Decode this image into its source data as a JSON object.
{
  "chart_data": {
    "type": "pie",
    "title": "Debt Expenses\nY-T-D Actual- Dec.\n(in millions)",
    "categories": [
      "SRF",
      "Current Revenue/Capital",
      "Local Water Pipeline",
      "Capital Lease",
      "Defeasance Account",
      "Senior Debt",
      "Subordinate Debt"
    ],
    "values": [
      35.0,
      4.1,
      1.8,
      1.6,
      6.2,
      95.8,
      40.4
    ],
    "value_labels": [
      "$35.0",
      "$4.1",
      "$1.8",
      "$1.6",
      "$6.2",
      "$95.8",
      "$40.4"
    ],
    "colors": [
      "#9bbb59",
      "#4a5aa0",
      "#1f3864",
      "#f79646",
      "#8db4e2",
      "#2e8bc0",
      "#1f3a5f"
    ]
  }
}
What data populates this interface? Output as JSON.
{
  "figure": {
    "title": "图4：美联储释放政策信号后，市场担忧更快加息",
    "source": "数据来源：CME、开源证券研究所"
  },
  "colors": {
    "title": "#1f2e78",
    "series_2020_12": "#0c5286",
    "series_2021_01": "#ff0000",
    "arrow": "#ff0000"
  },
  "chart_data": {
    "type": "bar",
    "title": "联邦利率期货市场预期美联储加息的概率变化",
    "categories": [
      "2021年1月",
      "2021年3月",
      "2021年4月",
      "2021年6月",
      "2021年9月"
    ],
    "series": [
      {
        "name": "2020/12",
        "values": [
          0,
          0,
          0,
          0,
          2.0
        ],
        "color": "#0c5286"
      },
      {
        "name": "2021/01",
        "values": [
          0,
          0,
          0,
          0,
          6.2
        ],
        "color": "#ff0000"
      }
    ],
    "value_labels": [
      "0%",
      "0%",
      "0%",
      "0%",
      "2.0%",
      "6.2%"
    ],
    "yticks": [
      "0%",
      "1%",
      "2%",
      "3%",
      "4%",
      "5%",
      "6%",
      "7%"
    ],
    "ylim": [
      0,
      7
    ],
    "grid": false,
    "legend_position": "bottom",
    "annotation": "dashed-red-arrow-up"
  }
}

==================================================

Within the listing above, find every line containing the string "Capital" and return it.

      "Current Revenue/Capital",
      "Capital Lease",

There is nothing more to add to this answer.